INFORMATION PROVIDED ::
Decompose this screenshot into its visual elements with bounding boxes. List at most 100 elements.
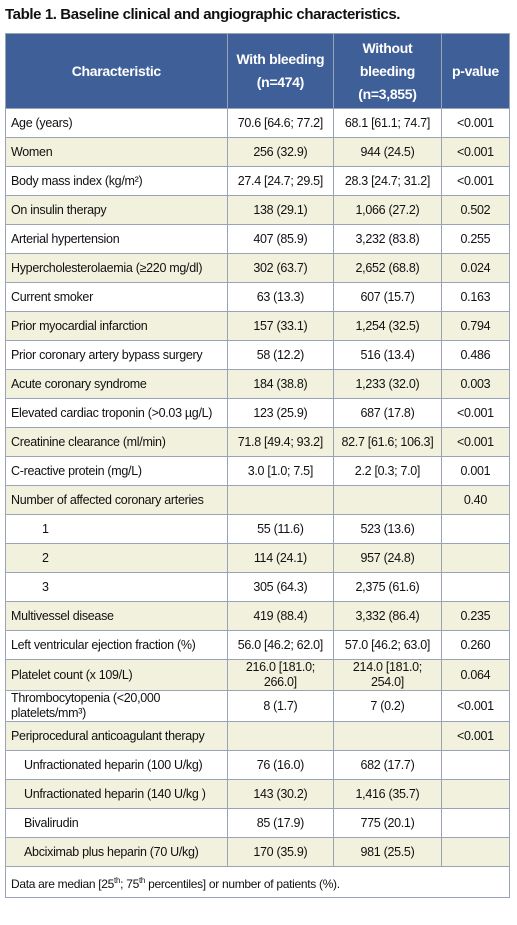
table-title: Table 1. Baseline clinical and angiograp…	[5, 6, 401, 23]
table-row: Bivalirudin 85 (17.9) 775 (20.1)	[5, 808, 511, 838]
header-cell: p-value	[440, 33, 511, 109]
table-cell: Hypercholesterolaemia (≥220 mg/dl)	[5, 253, 228, 283]
table-cell: 71.8 [49.4; 93.2]	[226, 427, 335, 457]
table-cell: 0.260	[440, 630, 511, 660]
table-cell: Elevated cardiac troponin (>0.03 µg/L)	[5, 398, 228, 428]
table-cell: <0.001	[440, 690, 511, 722]
table-cell: 184 (38.8)	[226, 369, 335, 399]
table-cell: 27.4 [24.7; 29.5]	[226, 166, 335, 196]
table-cell: Abciximab plus heparin (70 U/kg)	[5, 837, 228, 867]
table-cell: 1,416 (35.7)	[333, 779, 442, 809]
table-cell	[440, 514, 511, 544]
table-cell	[440, 837, 511, 867]
table-cell: 2	[5, 543, 228, 573]
table-cell	[440, 543, 511, 573]
table-cell	[440, 750, 511, 780]
footnote-text: th	[138, 875, 146, 885]
table-cell: Women	[5, 137, 228, 167]
table-cell: 687 (17.8)	[333, 398, 442, 428]
table-cell: 56.0 [46.2; 62.0]	[226, 630, 335, 660]
table-cell: 82.7 [61.6; 106.3]	[333, 427, 442, 457]
table-row: 3 305 (64.3) 2,375 (61.6)	[5, 572, 511, 602]
table-cell: Unfractionated heparin (100 U/kg)	[5, 750, 228, 780]
table-cell: 1,066 (27.2)	[333, 195, 442, 225]
table-cell: 256 (32.9)	[226, 137, 335, 167]
table-cell: 85 (17.9)	[226, 808, 335, 838]
table-cell	[333, 485, 442, 515]
table-cell: 302 (63.7)	[226, 253, 335, 283]
table-cell: 775 (20.1)	[333, 808, 442, 838]
table-cell: <0.001	[440, 427, 511, 457]
table-row: 2 114 (24.1) 957 (24.8)	[5, 543, 511, 573]
table-cell: Bivalirudin	[5, 808, 228, 838]
table-cell: 407 (85.9)	[226, 224, 335, 254]
table-cell: 216.0 [181.0; 266.0]	[226, 659, 335, 691]
table-cell: Prior myocardial infarction	[5, 311, 228, 341]
table-cell: 70.6 [64.6; 77.2]	[226, 108, 335, 138]
table-row: Elevated cardiac troponin (>0.03 µg/L) 12…	[5, 398, 511, 428]
table-cell: Number of affected coronary arteries	[5, 485, 228, 515]
table-cell: 682 (17.7)	[333, 750, 442, 780]
table-cell: 1	[5, 514, 228, 544]
table-cell: 138 (29.1)	[226, 195, 335, 225]
header-cell: Characteristic	[5, 33, 228, 109]
table-cell: C-reactive protein (mg/L)	[5, 456, 228, 486]
table-cell: On insulin therapy	[5, 195, 228, 225]
table-cell: Left ventricular ejection fraction (%)	[5, 630, 228, 660]
table-cell	[226, 485, 335, 515]
table-cell: Thrombocytopenia (<20,000 platelets/mm³)	[5, 690, 228, 722]
table-cell	[440, 779, 511, 809]
table-row: Periprocedural anticoagulant therapy <0.0…	[5, 721, 511, 751]
table-cell: 0.001	[440, 456, 511, 486]
table-cell: 0.486	[440, 340, 511, 370]
table-cell: 114 (24.1)	[226, 543, 335, 573]
table-cell: 607 (15.7)	[333, 282, 442, 312]
table-cell	[333, 721, 442, 751]
table-cell: Current smoker	[5, 282, 228, 312]
table-cell: 0.794	[440, 311, 511, 341]
table-cell: 944 (24.5)	[333, 137, 442, 167]
table-row: Current smoker 63 (13.3) 607 (15.7) 0.163	[5, 282, 511, 312]
footnote-text: ; 75	[120, 876, 139, 891]
table-cell: <0.001	[440, 166, 511, 196]
table-row: Abciximab plus heparin (70 U/kg) 170 (35.…	[5, 837, 511, 867]
table-cell: 7 (0.2)	[333, 690, 442, 722]
table-cell: Prior coronary artery bypass surgery	[5, 340, 228, 370]
table-row: 1 55 (11.6) 523 (13.6)	[5, 514, 511, 544]
table-cell: 0.024	[440, 253, 511, 283]
table: Characteristic With bleeding (n=474) Witho…	[5, 33, 511, 898]
footnote: Data are median [25th; 75th percentiles]…	[5, 866, 510, 898]
table-row: Number of affected coronary arteries 0.40	[5, 485, 511, 515]
table-cell: <0.001	[440, 398, 511, 428]
table-row: Hypercholesterolaemia (≥220 mg/dl) 302 (6…	[5, 253, 511, 283]
table-cell: 3.0 [1.0; 7.5]	[226, 456, 335, 486]
table-cell: 143 (30.2)	[226, 779, 335, 809]
table-row: Platelet count (x 109/L) 216.0 [181.0; 26…	[5, 659, 511, 691]
table-cell: 523 (13.6)	[333, 514, 442, 544]
table-cell	[440, 572, 511, 602]
table-cell: 0.255	[440, 224, 511, 254]
table-cell: 305 (64.3)	[226, 572, 335, 602]
table-cell: 957 (24.8)	[333, 543, 442, 573]
table-cell: Arterial hypertension	[5, 224, 228, 254]
table-row: Unfractionated heparin (100 U/kg) 76 (16.…	[5, 750, 511, 780]
table-cell: Unfractionated heparin (140 U/kg )	[5, 779, 228, 809]
table-cell: 0.064	[440, 659, 511, 691]
footnote-row: Data are median [25th; 75th percentiles]…	[5, 866, 510, 898]
table-cell: 214.0 [181.0; 254.0]	[333, 659, 442, 691]
table-cell: 63 (13.3)	[226, 282, 335, 312]
table-cell: 3	[5, 572, 228, 602]
table-cell: <0.001	[440, 721, 511, 751]
table-cell: 0.40	[440, 485, 511, 515]
table-cell: 76 (16.0)	[226, 750, 335, 780]
table-cell: 55 (11.6)	[226, 514, 335, 544]
table-row: Body mass index (kg/m²) 27.4 [24.7; 29.5]…	[5, 166, 511, 196]
table-cell: 8 (1.7)	[226, 690, 335, 722]
table-row: Prior myocardial infarction 157 (33.1) 1,2…	[5, 311, 511, 341]
table-cell: Multivessel disease	[5, 601, 228, 631]
table-row: C-reactive protein (mg/L) 3.0 [1.0; 7.5] 2…	[5, 456, 511, 486]
table-cell: 157 (33.1)	[226, 311, 335, 341]
table-cell: 28.3 [24.7; 31.2]	[333, 166, 442, 196]
table-cell: 981 (25.5)	[333, 837, 442, 867]
table-cell: 3,232 (83.8)	[333, 224, 442, 254]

TO DO :: Please retype the records above exactly, leaving every image out.

OUTPUT FOR THIS EXERCISE ::
Decompose this screenshot into its visual elements with bounding boxes. List at most 100 elements.
table-title: Table 1. Baseline clinical and angiograp…	[5, 6, 401, 23]
table-row: Bivalirudin 85 (17.9) 775 (20.1)	[5, 808, 511, 838]
header-cell: p-value	[440, 33, 511, 109]
table-cell: Hypercholesterolaemia (≥220 mg/dl)	[5, 253, 228, 283]
table-cell: 71.8 [49.4; 93.2]	[226, 427, 335, 457]
table-cell: 0.260	[440, 630, 511, 660]
table-cell: Elevated cardiac troponin (>0.03 µg/L)	[5, 398, 228, 428]
table-cell: <0.001	[440, 690, 511, 722]
table-cell: 184 (38.8)	[226, 369, 335, 399]
table-cell: 27.4 [24.7; 29.5]	[226, 166, 335, 196]
table-cell: Abciximab plus heparin (70 U/kg)	[5, 837, 228, 867]
table-cell: 1,416 (35.7)	[333, 779, 442, 809]
table-cell	[440, 514, 511, 544]
table-cell	[440, 837, 511, 867]
table-cell: 2	[5, 543, 228, 573]
table-cell	[440, 543, 511, 573]
table-cell	[440, 750, 511, 780]
footnote-text: th	[138, 875, 146, 885]
table-cell: Women	[5, 137, 228, 167]
table-cell: 687 (17.8)	[333, 398, 442, 428]
table-cell: 56.0 [46.2; 62.0]	[226, 630, 335, 660]
table-cell: 82.7 [61.6; 106.3]	[333, 427, 442, 457]
table-row: 3 305 (64.3) 2,375 (61.6)	[5, 572, 511, 602]
table-cell: Unfractionated heparin (100 U/kg)	[5, 750, 228, 780]
table-cell: 1,066 (27.2)	[333, 195, 442, 225]
table-cell: 256 (32.9)	[226, 137, 335, 167]
table-cell: 85 (17.9)	[226, 808, 335, 838]
table-cell	[333, 485, 442, 515]
table-cell: 302 (63.7)	[226, 253, 335, 283]
table-cell: 775 (20.1)	[333, 808, 442, 838]
table-cell: <0.001	[440, 427, 511, 457]
table-row: 2 114 (24.1) 957 (24.8)	[5, 543, 511, 573]
table-cell: Bivalirudin	[5, 808, 228, 838]
table-cell: 407 (85.9)	[226, 224, 335, 254]
table-cell: 216.0 [181.0; 266.0]	[226, 659, 335, 691]
table-cell: Prior myocardial infarction	[5, 311, 228, 341]
table-cell: 70.6 [64.6; 77.2]	[226, 108, 335, 138]
table-row: Elevated cardiac troponin (>0.03 µg/L) 12…	[5, 398, 511, 428]
table-cell: Number of affected coronary arteries	[5, 485, 228, 515]
table-cell: 682 (17.7)	[333, 750, 442, 780]
table-cell: 1	[5, 514, 228, 544]
table-cell: 138 (29.1)	[226, 195, 335, 225]
header-cell: Characteristic	[5, 33, 228, 109]
table-cell: C-reactive protein (mg/L)	[5, 456, 228, 486]
table-cell: On insulin therapy	[5, 195, 228, 225]
table-cell: Left ventricular ejection fraction (%)	[5, 630, 228, 660]
table-cell	[226, 485, 335, 515]
table-cell: Thrombocytopenia (<20,000 platelets/mm³)	[5, 690, 228, 722]
table-cell	[440, 779, 511, 809]
table-row: Periprocedural anticoagulant therapy <0.0…	[5, 721, 511, 751]
table-cell: 0.001	[440, 456, 511, 486]
table-cell: 0.486	[440, 340, 511, 370]
table-cell: 114 (24.1)	[226, 543, 335, 573]
table-cell: 607 (15.7)	[333, 282, 442, 312]
table-cell	[333, 721, 442, 751]
table-cell: Current smoker	[5, 282, 228, 312]
table-cell: 0.794	[440, 311, 511, 341]
table-cell: 944 (24.5)	[333, 137, 442, 167]
table-row: Current smoker 63 (13.3) 607 (15.7) 0.163	[5, 282, 511, 312]
footnote-text: ; 75	[120, 876, 139, 891]
table-cell: <0.001	[440, 166, 511, 196]
table-row: Abciximab plus heparin (70 U/kg) 170 (35.…	[5, 837, 511, 867]
table-cell: 7 (0.2)	[333, 690, 442, 722]
table-cell: Prior coronary artery bypass surgery	[5, 340, 228, 370]
table-row: 1 55 (11.6) 523 (13.6)	[5, 514, 511, 544]
table-cell: 0.024	[440, 253, 511, 283]
table: Characteristic With bleeding (n=474) Witho…	[5, 33, 511, 898]
footnote: Data are median [25th; 75th percentiles]…	[5, 866, 510, 898]
table-row: Number of affected coronary arteries 0.40	[5, 485, 511, 515]
table-cell: <0.001	[440, 398, 511, 428]
table-row: Hypercholesterolaemia (≥220 mg/dl) 302 (6…	[5, 253, 511, 283]
table-cell: 3.0 [1.0; 7.5]	[226, 456, 335, 486]
table-cell: 143 (30.2)	[226, 779, 335, 809]
table-row: Platelet count (x 109/L) 216.0 [181.0; 26…	[5, 659, 511, 691]
table-cell: 523 (13.6)	[333, 514, 442, 544]
table-cell	[440, 572, 511, 602]
table-cell: 0.255	[440, 224, 511, 254]
table-cell: 305 (64.3)	[226, 572, 335, 602]
table-cell: 957 (24.8)	[333, 543, 442, 573]
table-cell: Arterial hypertension	[5, 224, 228, 254]
table-row: Unfractionated heparin (100 U/kg) 76 (16.…	[5, 750, 511, 780]
table-cell: Unfractionated heparin (140 U/kg )	[5, 779, 228, 809]
table-cell: 0.064	[440, 659, 511, 691]
footnote-row: Data are median [25th; 75th percentiles]…	[5, 866, 510, 898]
table-cell: 214.0 [181.0; 254.0]	[333, 659, 442, 691]
table-cell: 63 (13.3)	[226, 282, 335, 312]
table-cell: 3	[5, 572, 228, 602]
table-cell: <0.001	[440, 721, 511, 751]
table-cell: 0.40	[440, 485, 511, 515]
table-cell: 76 (16.0)	[226, 750, 335, 780]
table-cell: 55 (11.6)	[226, 514, 335, 544]
table-row: Body mass index (kg/m²) 27.4 [24.7; 29.5]…	[5, 166, 511, 196]
table-cell: 8 (1.7)	[226, 690, 335, 722]
table-row: Prior myocardial infarction 157 (33.1) 1,2…	[5, 311, 511, 341]
table-cell: Multivessel disease	[5, 601, 228, 631]
table-row: C-reactive protein (mg/L) 3.0 [1.0; 7.5] 2…	[5, 456, 511, 486]
table-cell: 157 (33.1)	[226, 311, 335, 341]
table-cell: 28.3 [24.7; 31.2]	[333, 166, 442, 196]
table-cell: 981 (25.5)	[333, 837, 442, 867]
table-cell: 3,232 (83.8)	[333, 224, 442, 254]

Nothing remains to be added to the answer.